Where the string "Output" occurs in the material below, report the whole line.

□ □ □ □ □ □ □

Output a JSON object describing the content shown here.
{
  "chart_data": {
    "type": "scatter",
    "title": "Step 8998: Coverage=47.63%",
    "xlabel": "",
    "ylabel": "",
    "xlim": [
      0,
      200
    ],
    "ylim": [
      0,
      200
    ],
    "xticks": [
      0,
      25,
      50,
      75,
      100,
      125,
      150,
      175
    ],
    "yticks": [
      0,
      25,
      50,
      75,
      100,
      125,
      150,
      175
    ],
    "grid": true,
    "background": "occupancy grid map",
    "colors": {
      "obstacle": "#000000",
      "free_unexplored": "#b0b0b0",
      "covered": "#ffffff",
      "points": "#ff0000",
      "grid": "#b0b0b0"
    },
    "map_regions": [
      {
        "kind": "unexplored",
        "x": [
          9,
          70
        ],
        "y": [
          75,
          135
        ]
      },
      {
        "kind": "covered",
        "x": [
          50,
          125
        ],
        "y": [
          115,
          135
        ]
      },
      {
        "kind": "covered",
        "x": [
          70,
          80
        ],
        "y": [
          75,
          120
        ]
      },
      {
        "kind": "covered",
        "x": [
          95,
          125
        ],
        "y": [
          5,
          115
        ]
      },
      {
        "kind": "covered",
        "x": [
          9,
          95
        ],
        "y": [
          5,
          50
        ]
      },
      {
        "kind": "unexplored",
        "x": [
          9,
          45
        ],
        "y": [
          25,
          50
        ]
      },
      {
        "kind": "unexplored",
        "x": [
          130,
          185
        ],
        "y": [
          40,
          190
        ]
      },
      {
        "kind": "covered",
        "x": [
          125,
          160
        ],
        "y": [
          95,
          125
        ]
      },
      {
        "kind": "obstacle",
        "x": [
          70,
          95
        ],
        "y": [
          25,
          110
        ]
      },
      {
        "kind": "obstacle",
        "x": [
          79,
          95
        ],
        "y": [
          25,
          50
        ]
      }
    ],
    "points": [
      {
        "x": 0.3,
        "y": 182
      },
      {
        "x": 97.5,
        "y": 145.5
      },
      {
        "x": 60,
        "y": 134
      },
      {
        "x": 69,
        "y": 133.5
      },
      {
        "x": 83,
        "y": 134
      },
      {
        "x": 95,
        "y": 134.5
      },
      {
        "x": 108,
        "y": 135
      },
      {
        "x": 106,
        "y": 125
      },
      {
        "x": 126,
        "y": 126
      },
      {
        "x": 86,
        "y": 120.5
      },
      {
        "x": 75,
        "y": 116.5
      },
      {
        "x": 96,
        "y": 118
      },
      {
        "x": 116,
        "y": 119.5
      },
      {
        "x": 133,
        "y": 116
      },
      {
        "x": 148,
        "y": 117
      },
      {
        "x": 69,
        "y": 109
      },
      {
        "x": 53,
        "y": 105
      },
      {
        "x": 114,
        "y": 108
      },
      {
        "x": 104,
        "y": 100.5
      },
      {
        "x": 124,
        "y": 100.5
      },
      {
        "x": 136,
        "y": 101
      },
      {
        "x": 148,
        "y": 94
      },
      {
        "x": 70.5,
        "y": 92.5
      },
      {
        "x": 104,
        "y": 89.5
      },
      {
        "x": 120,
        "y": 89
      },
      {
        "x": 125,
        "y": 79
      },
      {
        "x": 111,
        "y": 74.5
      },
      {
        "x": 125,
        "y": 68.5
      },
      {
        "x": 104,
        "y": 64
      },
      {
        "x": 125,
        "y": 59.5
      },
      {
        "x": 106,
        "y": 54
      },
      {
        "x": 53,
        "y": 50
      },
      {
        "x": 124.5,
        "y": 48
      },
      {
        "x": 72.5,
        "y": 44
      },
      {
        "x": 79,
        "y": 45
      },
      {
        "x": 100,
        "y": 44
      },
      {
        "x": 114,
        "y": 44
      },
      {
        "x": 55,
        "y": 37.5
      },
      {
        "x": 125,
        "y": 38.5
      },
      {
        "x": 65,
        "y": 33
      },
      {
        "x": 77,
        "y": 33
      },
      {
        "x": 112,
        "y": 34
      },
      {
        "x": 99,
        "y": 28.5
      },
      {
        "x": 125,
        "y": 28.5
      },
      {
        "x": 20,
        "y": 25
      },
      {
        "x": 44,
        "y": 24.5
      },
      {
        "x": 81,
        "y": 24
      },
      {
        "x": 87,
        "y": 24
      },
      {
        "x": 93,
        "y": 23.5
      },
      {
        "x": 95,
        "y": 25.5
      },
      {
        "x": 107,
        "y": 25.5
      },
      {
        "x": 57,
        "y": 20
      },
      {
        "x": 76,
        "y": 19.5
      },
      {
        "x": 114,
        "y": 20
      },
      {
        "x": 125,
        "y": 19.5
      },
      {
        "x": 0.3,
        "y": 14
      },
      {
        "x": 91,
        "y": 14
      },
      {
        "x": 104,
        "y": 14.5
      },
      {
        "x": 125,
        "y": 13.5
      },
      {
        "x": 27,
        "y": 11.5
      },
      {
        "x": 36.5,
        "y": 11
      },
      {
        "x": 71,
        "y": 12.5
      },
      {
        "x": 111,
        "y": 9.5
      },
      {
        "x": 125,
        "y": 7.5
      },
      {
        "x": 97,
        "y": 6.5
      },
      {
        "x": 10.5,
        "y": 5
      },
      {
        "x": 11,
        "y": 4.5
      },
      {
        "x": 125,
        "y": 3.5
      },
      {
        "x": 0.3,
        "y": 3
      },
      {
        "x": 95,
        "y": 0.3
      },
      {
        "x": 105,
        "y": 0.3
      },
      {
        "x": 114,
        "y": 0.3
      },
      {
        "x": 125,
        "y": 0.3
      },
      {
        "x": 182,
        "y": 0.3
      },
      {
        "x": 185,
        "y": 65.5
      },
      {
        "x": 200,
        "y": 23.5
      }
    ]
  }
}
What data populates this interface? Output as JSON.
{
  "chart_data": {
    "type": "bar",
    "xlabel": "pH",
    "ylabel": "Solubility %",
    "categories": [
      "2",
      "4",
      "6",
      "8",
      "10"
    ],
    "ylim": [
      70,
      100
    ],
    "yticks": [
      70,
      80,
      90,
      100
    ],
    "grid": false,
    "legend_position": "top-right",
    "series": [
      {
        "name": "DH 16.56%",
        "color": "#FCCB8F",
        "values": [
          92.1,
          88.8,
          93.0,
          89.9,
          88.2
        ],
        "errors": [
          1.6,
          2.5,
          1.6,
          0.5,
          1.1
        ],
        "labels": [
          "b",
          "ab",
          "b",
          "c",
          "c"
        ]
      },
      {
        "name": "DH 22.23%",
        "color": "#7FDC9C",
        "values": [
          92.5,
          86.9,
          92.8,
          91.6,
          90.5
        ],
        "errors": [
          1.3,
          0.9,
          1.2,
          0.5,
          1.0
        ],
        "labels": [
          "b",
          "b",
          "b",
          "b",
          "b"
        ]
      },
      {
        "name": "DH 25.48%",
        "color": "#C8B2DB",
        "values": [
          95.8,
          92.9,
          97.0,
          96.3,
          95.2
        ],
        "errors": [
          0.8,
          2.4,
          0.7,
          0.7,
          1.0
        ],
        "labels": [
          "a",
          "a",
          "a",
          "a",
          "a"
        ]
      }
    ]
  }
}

□ □ □ □ □ □ □

Reply to the task:
Output a JSON object describing the content shown here.
What data populates this interface? Output as JSON.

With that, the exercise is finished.